Written request = Where the line holding "Decode this image" appears, start copying, and continue exactly through the last line of the listing, skipping pictures.

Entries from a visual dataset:
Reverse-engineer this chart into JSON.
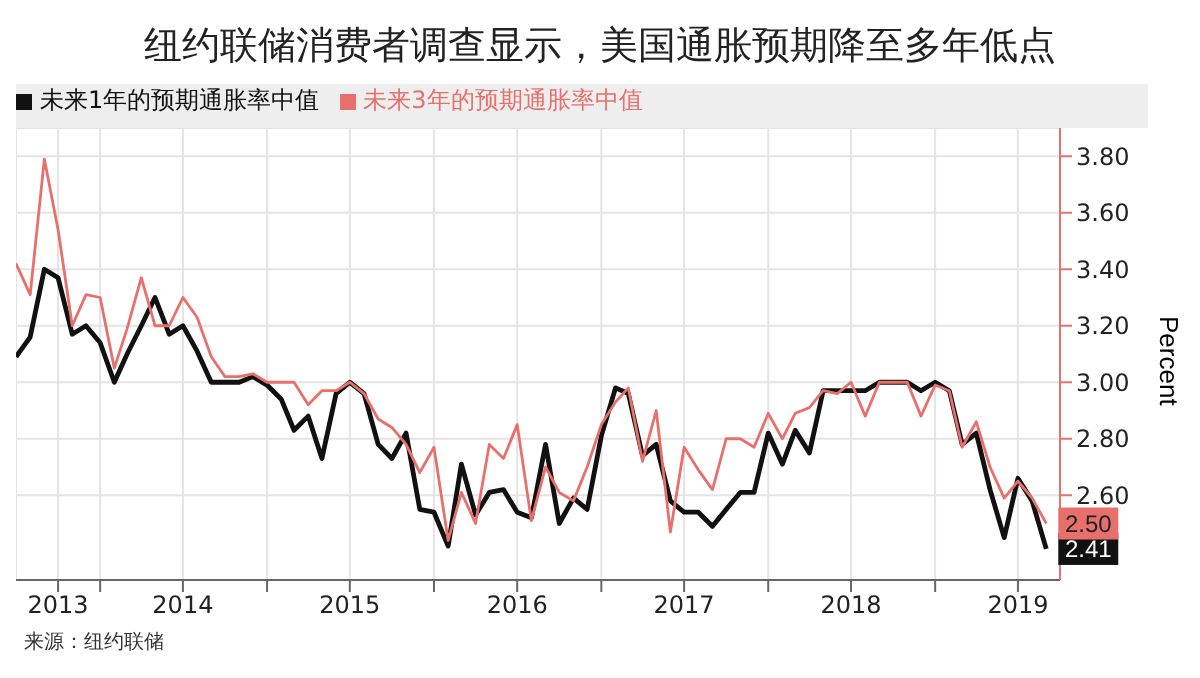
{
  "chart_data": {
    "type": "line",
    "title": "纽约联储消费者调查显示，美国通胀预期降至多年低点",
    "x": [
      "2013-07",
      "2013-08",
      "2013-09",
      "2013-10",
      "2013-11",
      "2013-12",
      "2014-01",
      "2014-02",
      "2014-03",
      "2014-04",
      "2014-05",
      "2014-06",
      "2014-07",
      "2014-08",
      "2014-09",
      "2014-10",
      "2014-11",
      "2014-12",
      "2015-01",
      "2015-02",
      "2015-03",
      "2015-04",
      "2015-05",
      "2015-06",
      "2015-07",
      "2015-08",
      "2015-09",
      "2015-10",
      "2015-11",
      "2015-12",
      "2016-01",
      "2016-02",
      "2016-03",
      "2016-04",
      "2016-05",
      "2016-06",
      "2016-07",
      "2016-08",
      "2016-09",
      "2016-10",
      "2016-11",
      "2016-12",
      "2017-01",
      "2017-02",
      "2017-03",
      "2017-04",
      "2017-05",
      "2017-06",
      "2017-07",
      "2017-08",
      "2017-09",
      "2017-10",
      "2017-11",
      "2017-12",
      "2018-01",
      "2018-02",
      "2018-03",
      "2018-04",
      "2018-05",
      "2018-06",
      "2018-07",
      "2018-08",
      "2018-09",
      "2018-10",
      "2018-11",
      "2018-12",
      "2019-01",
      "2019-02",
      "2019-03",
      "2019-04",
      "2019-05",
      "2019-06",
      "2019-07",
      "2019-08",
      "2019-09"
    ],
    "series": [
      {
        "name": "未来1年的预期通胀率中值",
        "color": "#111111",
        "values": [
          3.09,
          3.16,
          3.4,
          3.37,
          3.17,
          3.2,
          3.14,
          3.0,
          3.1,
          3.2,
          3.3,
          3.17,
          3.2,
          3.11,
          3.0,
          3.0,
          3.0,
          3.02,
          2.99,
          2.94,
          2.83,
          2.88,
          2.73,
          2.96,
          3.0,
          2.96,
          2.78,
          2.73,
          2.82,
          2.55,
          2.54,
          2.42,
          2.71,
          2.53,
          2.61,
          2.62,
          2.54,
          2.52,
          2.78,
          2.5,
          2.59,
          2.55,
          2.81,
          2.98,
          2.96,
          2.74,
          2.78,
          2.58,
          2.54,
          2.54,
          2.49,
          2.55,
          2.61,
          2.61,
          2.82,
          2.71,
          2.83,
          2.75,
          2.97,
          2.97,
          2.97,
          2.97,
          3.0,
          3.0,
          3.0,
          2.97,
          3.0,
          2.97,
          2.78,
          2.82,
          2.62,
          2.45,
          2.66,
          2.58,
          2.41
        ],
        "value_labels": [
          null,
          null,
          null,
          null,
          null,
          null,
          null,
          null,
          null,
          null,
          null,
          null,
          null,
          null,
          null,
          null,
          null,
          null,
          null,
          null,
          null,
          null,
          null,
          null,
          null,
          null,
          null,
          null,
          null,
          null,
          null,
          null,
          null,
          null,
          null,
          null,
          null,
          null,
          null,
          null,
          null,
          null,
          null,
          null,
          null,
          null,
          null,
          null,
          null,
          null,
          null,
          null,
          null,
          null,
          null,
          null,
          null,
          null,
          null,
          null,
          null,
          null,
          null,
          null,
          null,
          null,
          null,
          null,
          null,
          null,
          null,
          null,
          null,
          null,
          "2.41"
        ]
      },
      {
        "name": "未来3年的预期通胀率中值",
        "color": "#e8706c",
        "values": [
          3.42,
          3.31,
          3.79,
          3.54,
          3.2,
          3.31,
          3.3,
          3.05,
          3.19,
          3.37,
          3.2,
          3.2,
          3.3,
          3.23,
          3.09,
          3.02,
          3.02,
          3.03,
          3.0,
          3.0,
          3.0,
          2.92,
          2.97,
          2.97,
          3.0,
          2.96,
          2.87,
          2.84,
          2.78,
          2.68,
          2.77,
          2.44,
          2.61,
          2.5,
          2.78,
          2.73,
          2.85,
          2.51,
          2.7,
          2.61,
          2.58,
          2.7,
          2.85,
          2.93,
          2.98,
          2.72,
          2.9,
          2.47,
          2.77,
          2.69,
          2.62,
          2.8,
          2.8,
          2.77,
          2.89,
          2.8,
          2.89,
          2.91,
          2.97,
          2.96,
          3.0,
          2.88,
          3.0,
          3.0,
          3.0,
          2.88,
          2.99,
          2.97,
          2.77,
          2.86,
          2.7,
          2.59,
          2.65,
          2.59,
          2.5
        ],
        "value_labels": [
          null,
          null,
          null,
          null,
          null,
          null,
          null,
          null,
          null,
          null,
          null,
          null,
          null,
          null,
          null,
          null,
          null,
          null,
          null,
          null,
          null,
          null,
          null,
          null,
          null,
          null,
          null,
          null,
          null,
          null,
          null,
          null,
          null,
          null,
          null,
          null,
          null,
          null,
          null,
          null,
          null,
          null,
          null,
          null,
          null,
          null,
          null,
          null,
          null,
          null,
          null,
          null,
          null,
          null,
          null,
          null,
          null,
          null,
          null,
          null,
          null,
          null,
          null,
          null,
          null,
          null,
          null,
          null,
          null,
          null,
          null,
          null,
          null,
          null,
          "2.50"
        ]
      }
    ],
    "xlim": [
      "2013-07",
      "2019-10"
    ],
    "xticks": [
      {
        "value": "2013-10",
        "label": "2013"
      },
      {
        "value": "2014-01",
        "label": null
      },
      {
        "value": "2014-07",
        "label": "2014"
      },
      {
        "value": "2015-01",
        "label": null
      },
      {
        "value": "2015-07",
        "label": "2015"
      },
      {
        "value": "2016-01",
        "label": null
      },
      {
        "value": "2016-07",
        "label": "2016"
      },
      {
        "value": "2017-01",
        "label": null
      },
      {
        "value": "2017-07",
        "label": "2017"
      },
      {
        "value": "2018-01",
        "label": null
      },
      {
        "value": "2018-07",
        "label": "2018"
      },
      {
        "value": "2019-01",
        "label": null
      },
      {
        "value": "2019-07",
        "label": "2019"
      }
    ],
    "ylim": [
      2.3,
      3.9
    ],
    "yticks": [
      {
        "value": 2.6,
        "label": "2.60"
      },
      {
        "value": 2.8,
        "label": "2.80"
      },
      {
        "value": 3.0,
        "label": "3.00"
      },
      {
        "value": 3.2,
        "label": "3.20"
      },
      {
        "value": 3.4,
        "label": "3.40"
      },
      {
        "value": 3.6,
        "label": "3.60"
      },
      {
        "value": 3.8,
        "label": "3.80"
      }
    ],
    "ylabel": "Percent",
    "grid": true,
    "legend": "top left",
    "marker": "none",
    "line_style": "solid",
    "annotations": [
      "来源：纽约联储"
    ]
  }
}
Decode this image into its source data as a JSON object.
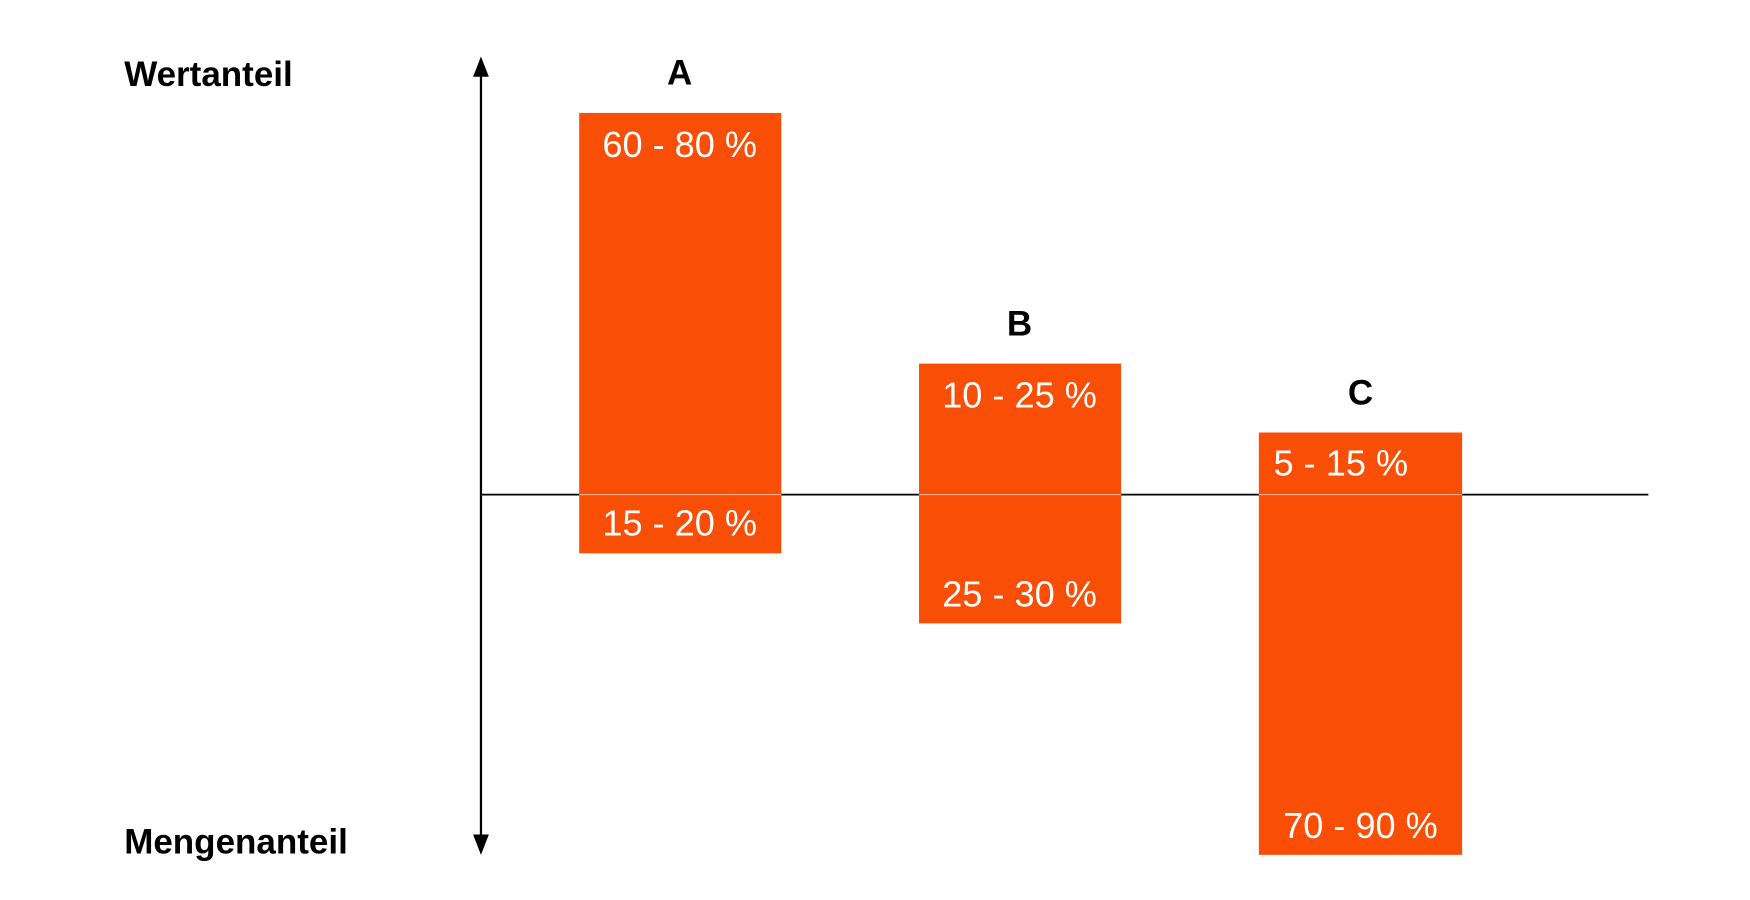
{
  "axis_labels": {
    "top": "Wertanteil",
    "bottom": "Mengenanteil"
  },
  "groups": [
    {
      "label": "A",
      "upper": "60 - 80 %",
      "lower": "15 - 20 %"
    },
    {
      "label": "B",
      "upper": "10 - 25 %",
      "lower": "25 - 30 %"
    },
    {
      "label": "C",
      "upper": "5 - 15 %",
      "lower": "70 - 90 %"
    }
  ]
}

Response =
Decode this image into its source data as a JSON object.
{
  "axis_labels": {
    "top": "Wertanteil",
    "bottom": "Mengenanteil"
  },
  "groups": [
    {
      "label": "A",
      "upper": "60 - 80 %",
      "lower": "15 - 20 %"
    },
    {
      "label": "B",
      "upper": "10 - 25 %",
      "lower": "25 - 30 %"
    },
    {
      "label": "C",
      "upper": "5 - 15 %",
      "lower": "70 - 90 %"
    }
  ]
}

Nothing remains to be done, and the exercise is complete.